* [What is needed]
Starting at the line that contains "paragraph-section-heading: 员工保密保证书: [178, 660, 348, 686]" and ending at the line that contains "UI element localization: list", update those lines so that "保证书" becomes "承诺书" and everything else stays the same.
*** Record extracts
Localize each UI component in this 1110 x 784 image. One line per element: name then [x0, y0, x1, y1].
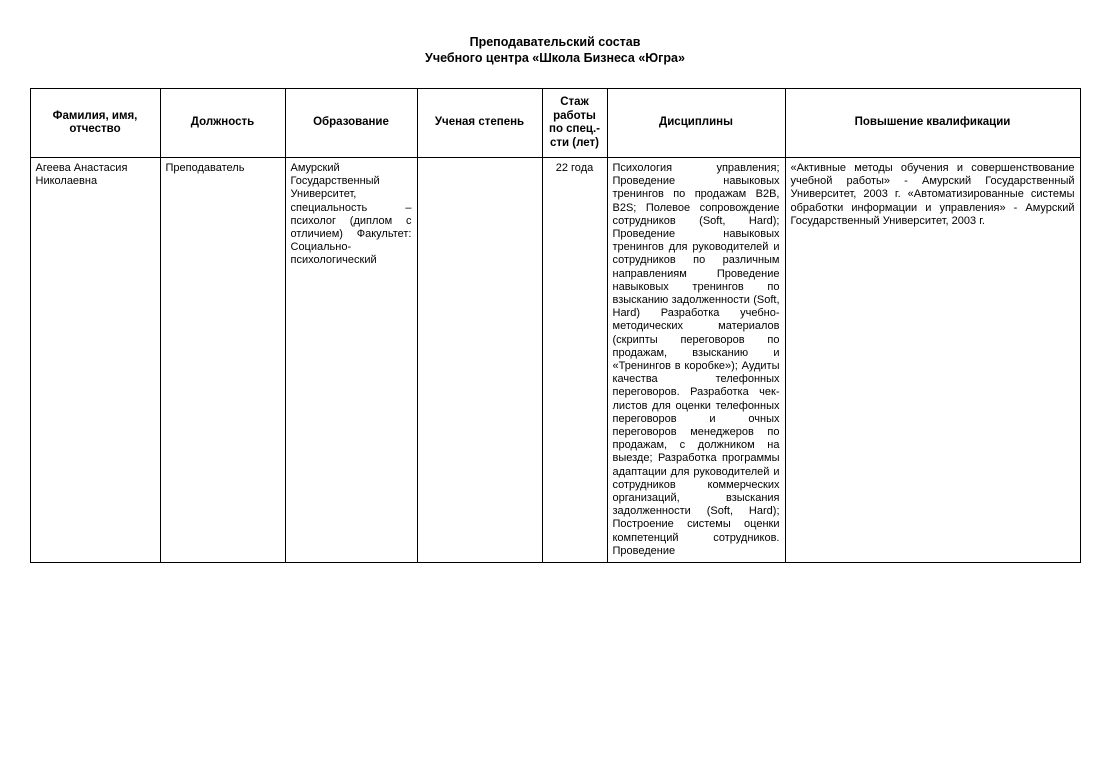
page-title	[0, 0, 1110, 66]
cell-fio: Агеева Анастасия Николаевна	[30, 158, 160, 563]
column-header-fio: Фамилия, имя, отчество	[30, 89, 160, 158]
page-title-line1: Преподавательский состав	[469, 35, 641, 49]
column-header-experience: Стаж работы по спец.-сти (лет)	[542, 89, 607, 158]
column-header-qualification: Повышение квалификации	[785, 89, 1080, 158]
cell-experience: 22 года	[542, 158, 607, 563]
staff-table	[30, 88, 1081, 563]
column-header-degree: Ученая степень	[417, 89, 542, 158]
cell-position: Преподаватель	[160, 158, 285, 563]
column-header-position: Должность	[160, 89, 285, 158]
table-header-row	[30, 89, 1080, 158]
column-header-disciplines: Дисциплины	[607, 89, 785, 158]
table-row	[30, 158, 1080, 563]
cell-disciplines: Психология управления; Проведение навыковых тренингов по продажам B2B, B2S; Полевое сопровождение сотрудников (Soft, Hard); Проведение навыковых тренингов для руководителей и сотрудников по различным направлениям Проведение навыковых тренингов по взысканию задолженности (Soft, Hard) Разработка учебно-методических материалов (скрипты переговоров по продажам, взысканию и «Тренингов в коробке»); Аудиты качества телефонных переговоров. Разработка чек-листов для оценки телефонных переговоров и очных переговоров менеджеров по продажам, с должником на выезде; Разработка программы адаптации для руководителей и сотрудников коммерческих организаций, взыскания задолженности (Soft, Hard); Построение системы оценки компетенций сотрудников. Проведение	[607, 158, 785, 563]
column-header-education: Образование	[285, 89, 417, 158]
cell-qualification: «Активные методы обучения и совершенствование учебной работы» - Амурский Государственный Университет, 2003 г. «Автоматизированные системы обработки информации и управления» - Амурский Государственный Университет, 2003 г.	[785, 158, 1080, 563]
page-title-line2: Учебного центра «Школа Бизнеса «Югра»	[425, 51, 685, 65]
cell-education: Амурский Государственный Университет, специальность – психолог (диплом с отличием) Факультет: Социально-психологический	[285, 158, 417, 563]
cell-degree	[417, 158, 542, 563]
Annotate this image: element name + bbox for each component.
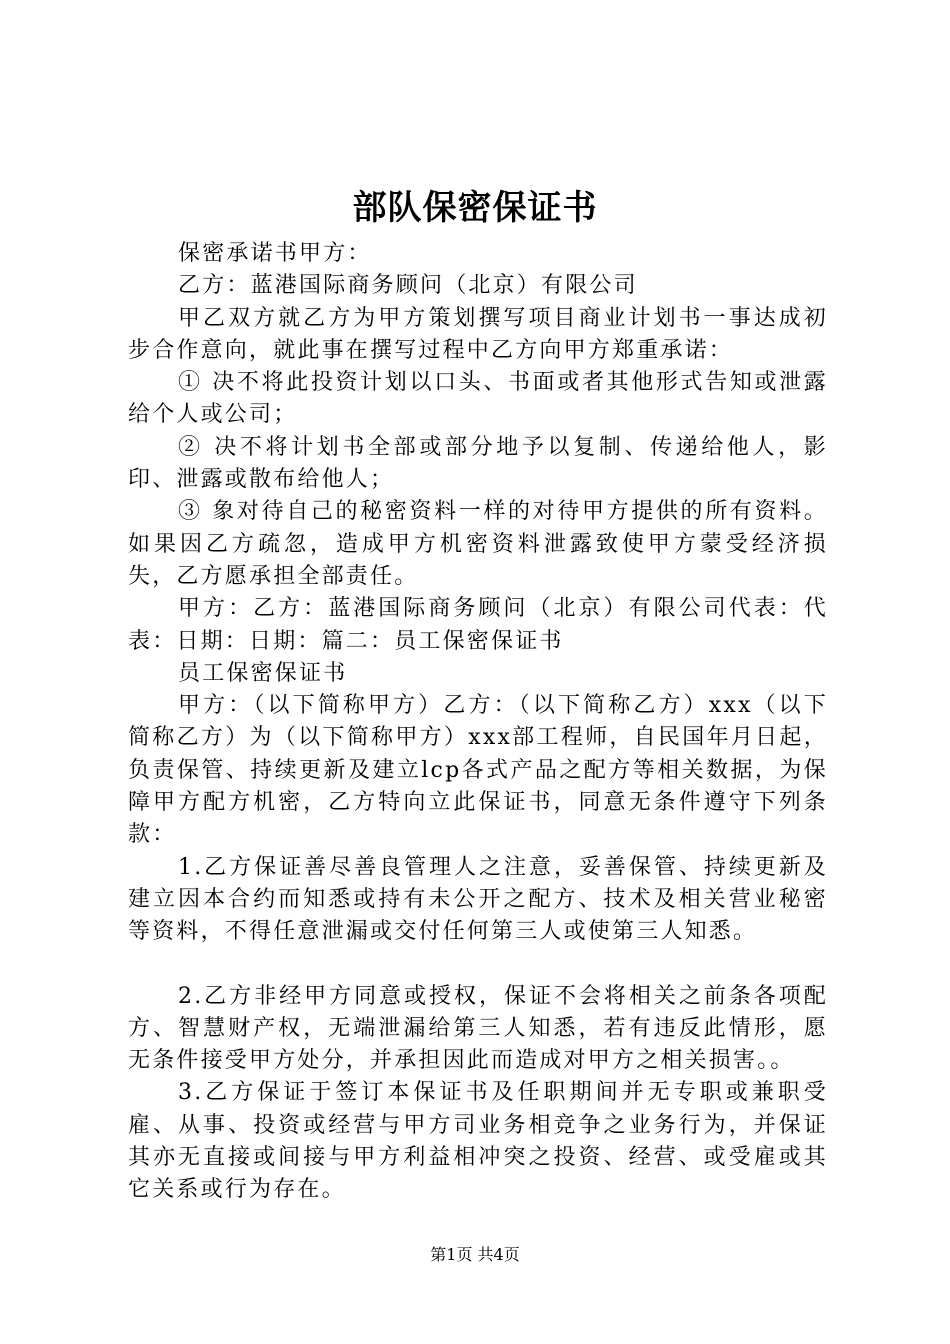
paragraph-section-heading: 员工保密保证书: [178, 660, 348, 686]
paragraph-signatures: 甲方：乙方：蓝港国际商务顾问（北京）有限公司代表：代表：日期：日期：篇二：员工保密保证书: [128, 596, 828, 654]
page-footer: 第1页 共4页: [430, 1245, 520, 1264]
paragraph-commitment-1: ① 决不将此投资计划以口头、书面或者其他形式告知或泄露给个人或公司；: [128, 370, 828, 428]
paragraph-clause-2: 2.乙方非经甲方同意或授权，保证不会将相关之前条各项配方、智慧财产权，无端泄漏给第三人知悉，若有违反此情形，愿无条件接受甲方处分，并承担因此而造成对甲方之相关损害。。: [128, 983, 828, 1074]
paragraph-commitment-2: ② 决不将计划书全部或部分地予以复制、传递给他人，影印、泄露或散布给他人；: [128, 434, 828, 493]
document-title: 部队保密保证书: [352, 188, 598, 228]
paragraph-clause-3: 3.乙方保证于签订本保证书及任职期间并无专职或兼职受雇、从事、投资或经营与甲方司业务相竞争之业务行为，并保证其亦无直接或间接与甲方利益相冲突之投资、经营、或受雇或其它关系或行为存在。: [128, 1080, 828, 1203]
paragraph-commitment-3: ③ 象对待自己的秘密资料一样的对待甲方提供的所有资料。如果因乙方疏忽，造成甲方机密资料泄露致使甲方蒙受经济损失，乙方愿承担全部责任。: [128, 499, 828, 589]
paragraph-confidentiality-party-a: 保密承诺书甲方：: [178, 241, 372, 266]
paragraph-intent: 甲乙双方就乙方为甲方策划撰写项目商业计划书一事达成初步合作意向，就此事在撰写过程中乙方向甲方郑重承诺：: [128, 305, 828, 363]
paragraph-employee-intro: 甲方：（以下简称甲方）乙方：（以下简称乙方）xxx（以下简称乙方）为（以下简称甲方）xxx部工程师，自民国年月日起，负责保管、持续更新及建立lcp各式产品之配方等相关数据，为保障甲方配方机密，乙方特向立此保证书，同意无条件遵守下列条款：: [128, 693, 828, 848]
document-body: [128, 238, 828, 1207]
paragraph-party-b: 乙方：蓝港国际商务顾问（北京）有限公司: [178, 273, 638, 299]
paragraph-clause-1: 1.乙方保证善尽善良管理人之注意，妥善保管、持续更新及建立因本合约而知悉或持有未公开之配方、技术及相关营业秘密等资料，不得任意泄漏或交付任何第三人或使第三人知悉。: [128, 854, 828, 945]
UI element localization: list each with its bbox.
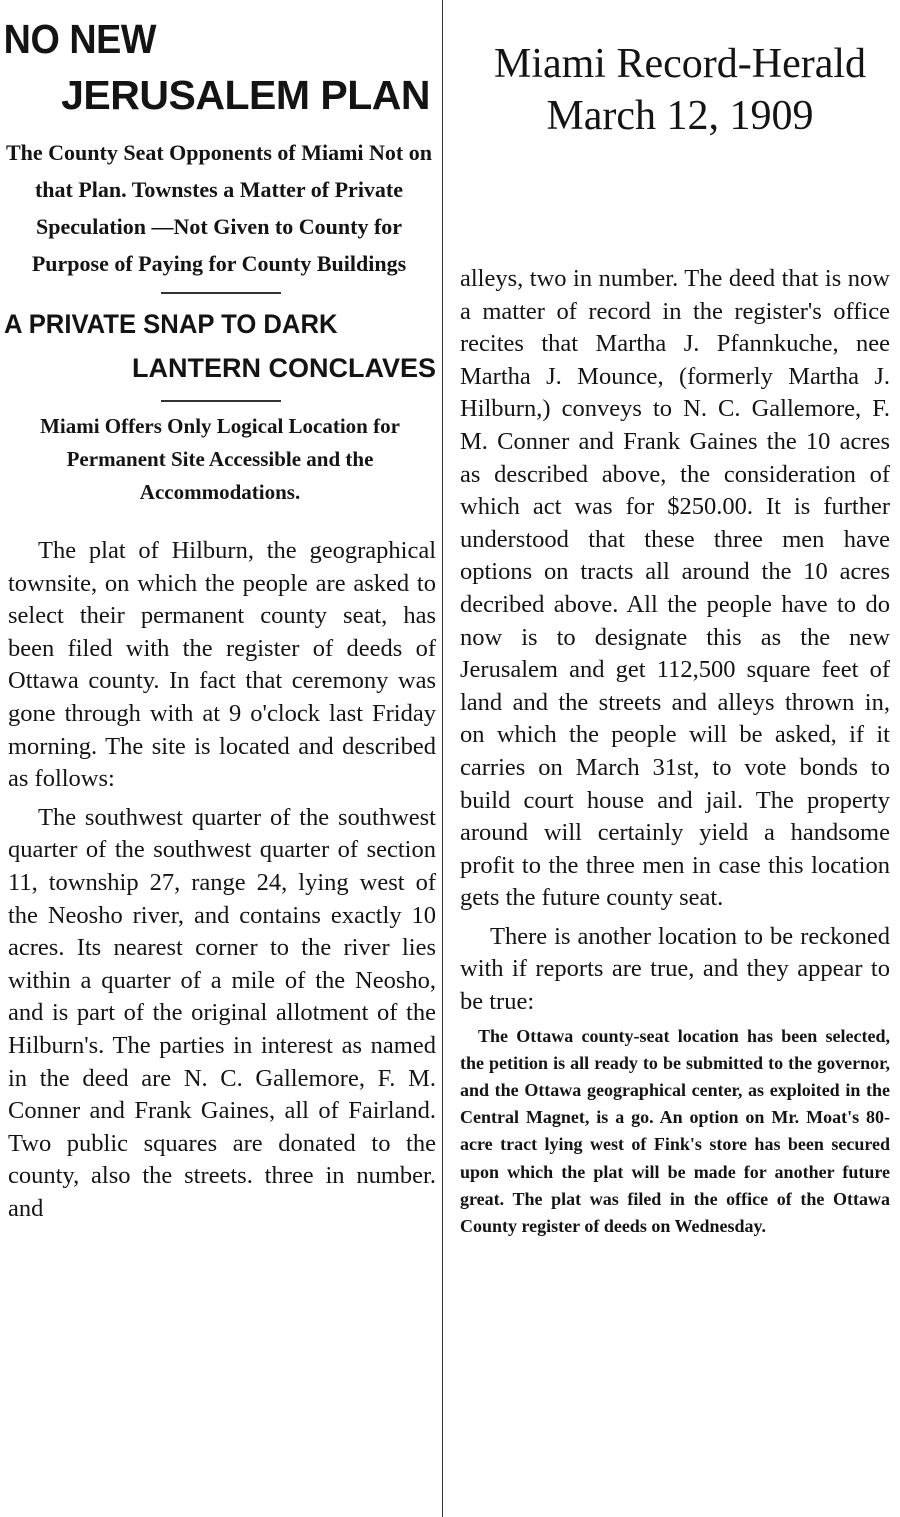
article-paragraph-4: There is another location to be reckoned with if reports are true, and they appear to be true: (460, 922, 890, 1016)
divider-rule (161, 400, 281, 402)
quoted-excerpt: The Ottawa county-seat location has been selected, the petition is all ready to be submitted to the governor, and the Ottawa geographical center, as exploited in the Central Magnet, is a go. An option on Mr. Moat's 80-acre tract lying west of Fink's store has been secured upon which the plat will be made for another future great. The plat was filed in the office of the Ottawa County register of deeds on Wednesday. (460, 1025, 890, 1237)
publication-name: Miami Record-Herald (493, 41, 867, 87)
divider-rule (161, 292, 281, 294)
article-paragraph-3: alleys, two in number. The deed that is now a matter of record in the register's office recites that Martha J. Pfannkuche, nee Martha J. Mounce, (formerly Martha J. Hilburn,) conveys to N. C. Gallemore, F. M. Conner and Frank Gaines the 10 acres as described above, the consideration of which act was for $250.00. It is further understood that these three men have options on tracts all around the 10 acres decribed above. All the people have to do now is to designate this as the new Jerusalem and get 112,500 square feet of land and the streets and alleys thrown in, on which the people will be asked, if it carries on March 31st, to vote bonds to build court house and jail. The property around will certainly yield a handsome profit to the three men in case this location gets the future county seat. (460, 265, 890, 912)
headline-line-1: NO NEW (3, 16, 156, 62)
secondary-headline-line-2: LANTERN CONCLAVES (131, 353, 436, 383)
secondary-deck: Miami Offers Only Logical Location for Permanent Site Accessible and the Accommodations. (40, 414, 400, 504)
subheadline-deck: The County Seat Opponents of Miami Not on that Plan. Townstes a Matter of Private Speculation —Not Given to County for Purpose of Paying for County Buildings (6, 140, 432, 276)
secondary-headline-line-1: A PRIVATE SNAP TO DARK (4, 309, 338, 339)
headline-line-2: JERUSALEM PLAN (61, 72, 430, 118)
article-paragraph-2: The southwest quarter of the southwest quarter of the southwest quarter of section 11, township 27, range 24, lying west of the Neosho river, and contains exactly 10 acres. Its nearest corner to the river lies within a quarter of a mile of the Neosho, and is part of the original allotment of the Hilburn's. The parties in interest as named in the deed are N. C. Gallemore, F. M. Conner and Frank Gaines, all of Fairland. Two public squares are donated to the county, also the streets. three in number. and (8, 803, 436, 1222)
right-column-body (460, 263, 890, 1240)
right-column (448, 0, 900, 1517)
article-paragraph-1: The plat of Hilburn, the geographical townsite, on which the people are asked to select their permanent county seat, has been filed with the register of deeds of Ottawa county. In fact that ceremony was gone through with at 9 o'clock last Friday morning. The site is located and described as follows: (8, 537, 436, 793)
left-column (0, 0, 443, 1517)
publication-date: March 12, 1909 (546, 93, 814, 139)
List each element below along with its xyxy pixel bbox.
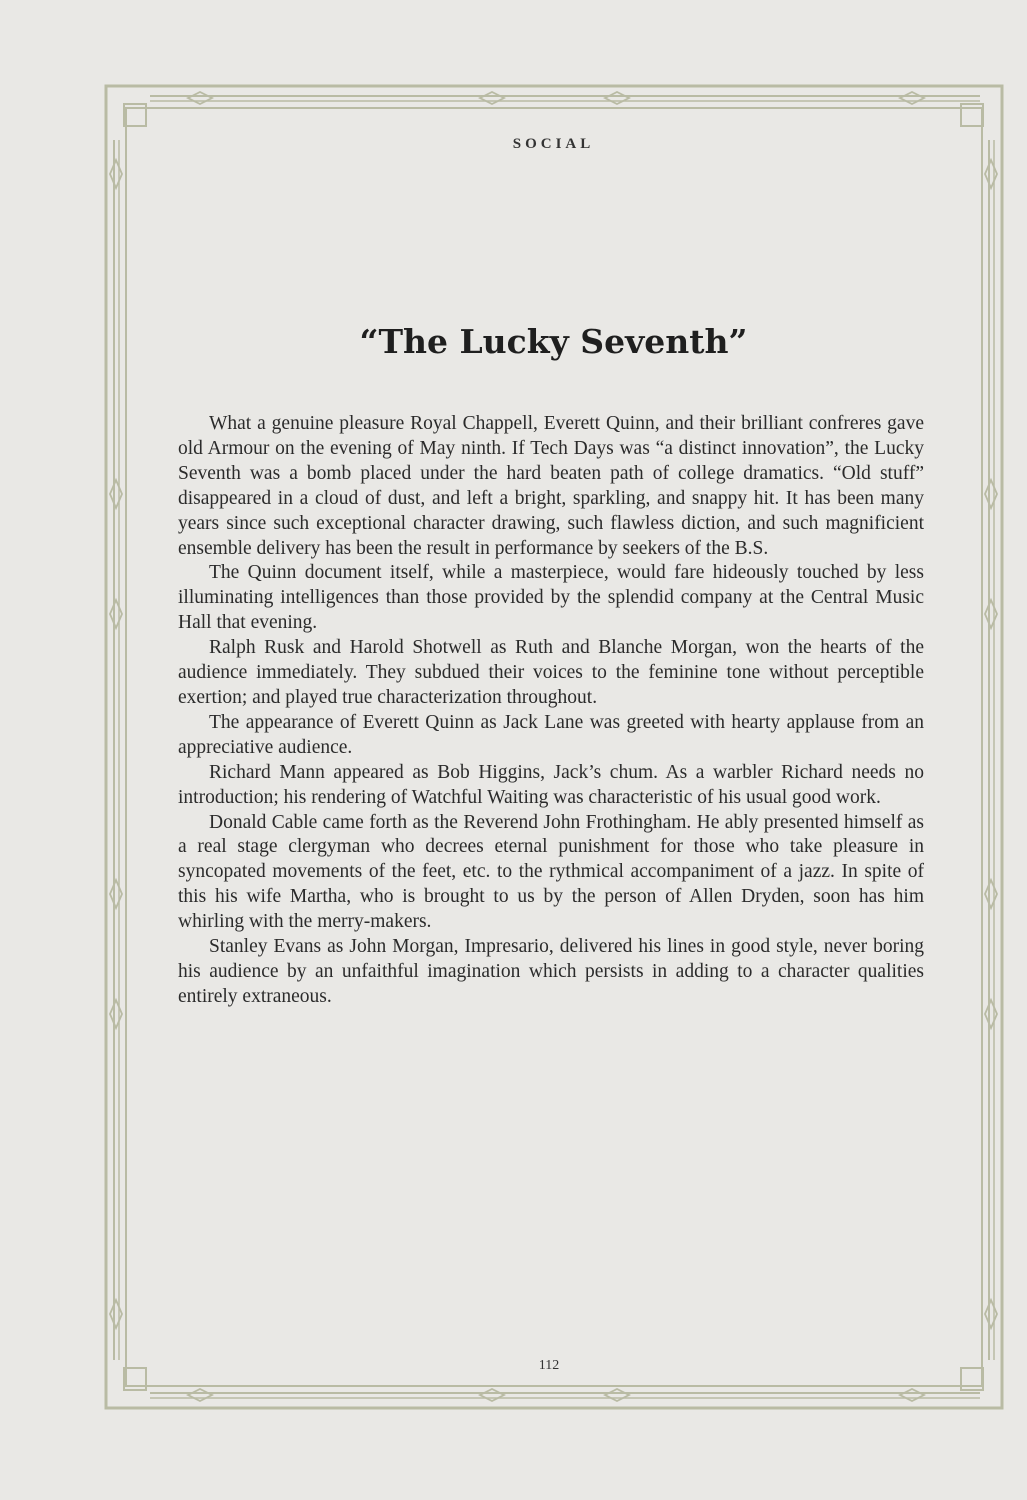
******
* [Exercise output]
paragraph-section-heading: 员工保密承诺书: [178, 660, 348, 686]
paragraph-signatures: 甲方：乙方：蓝港国际商务顾问（北京）有限公司代表：代表：日期：日期：篇二：员工保密承诺书: [128, 596, 828, 654]
page-footer: 第1页 共4页: [430, 1245, 520, 1264]
paragraph-commitment-1: ① 决不将此投资计划以口头、书面或者其他形式告知或泄露给个人或公司；: [128, 370, 828, 428]
paragraph-clause-2: 2.乙方非经甲方同意或授权，保证不会将相关之前条各项配方、智慧财产权，无端泄漏给第三人知悉，若有违反此情形，愿无条件接受甲方处分，并承担因此而造成对甲方之相关损害。。: [128, 983, 828, 1074]
paragraph-commitment-2: ② 决不将计划书全部或部分地予以复制、传递给他人，影印、泄露或散布给他人；: [128, 434, 828, 493]
document-title: 部队保密承诺书: [352, 188, 598, 228]
paragraph-clause-3: 3.乙方保证于签订本承诺书及任职期间并无专职或兼职受雇、从事、投资或经营与甲方司业务相竞争之业务行为，并保证其亦无直接或间接与甲方利益相冲突之投资、经营、或受雇或其它关系或行为存在。: [128, 1080, 828, 1203]
paragraph-commitment-3: ③ 象对待自己的秘密资料一样的对待甲方提供的所有资料。如果因乙方疏忽，造成甲方机密资料泄露致使甲方蒙受经济损失，乙方愿承担全部责任。: [128, 499, 828, 589]
paragraph-confidentiality-party-a: 保密承诺书甲方：: [178, 241, 372, 266]
paragraph-intent: 甲乙双方就乙方为甲方策划撰写项目商业计划书一事达成初步合作意向，就此事在撰写过程中乙方向甲方郑重承诺：: [128, 305, 828, 363]
paragraph-employee-intro: 甲方：（以下简称甲方）乙方：（以下简称乙方）xxx（以下简称乙方）为（以下简称甲方）xxx部工程师，自民国年月日起，负责保管、持续更新及建立lcp各式产品之配方等相关数据，为保障甲方配方机密，乙方特向立此承诺书，同意无条件遵守下列条款：: [128, 693, 828, 848]
document-body: [128, 238, 828, 1207]
paragraph-party-b: 乙方：蓝港国际商务顾问（北京）有限公司: [178, 273, 638, 299]
paragraph-clause-1: 1.乙方保证善尽善良管理人之注意，妥善保管、持续更新及建立因本合约而知悉或持有未公开之配方、技术及相关营业秘密等资料，不得任意泄漏或交付任何第三人或使第三人知悉。: [128, 854, 828, 945]
UI element localization: list each with its bbox.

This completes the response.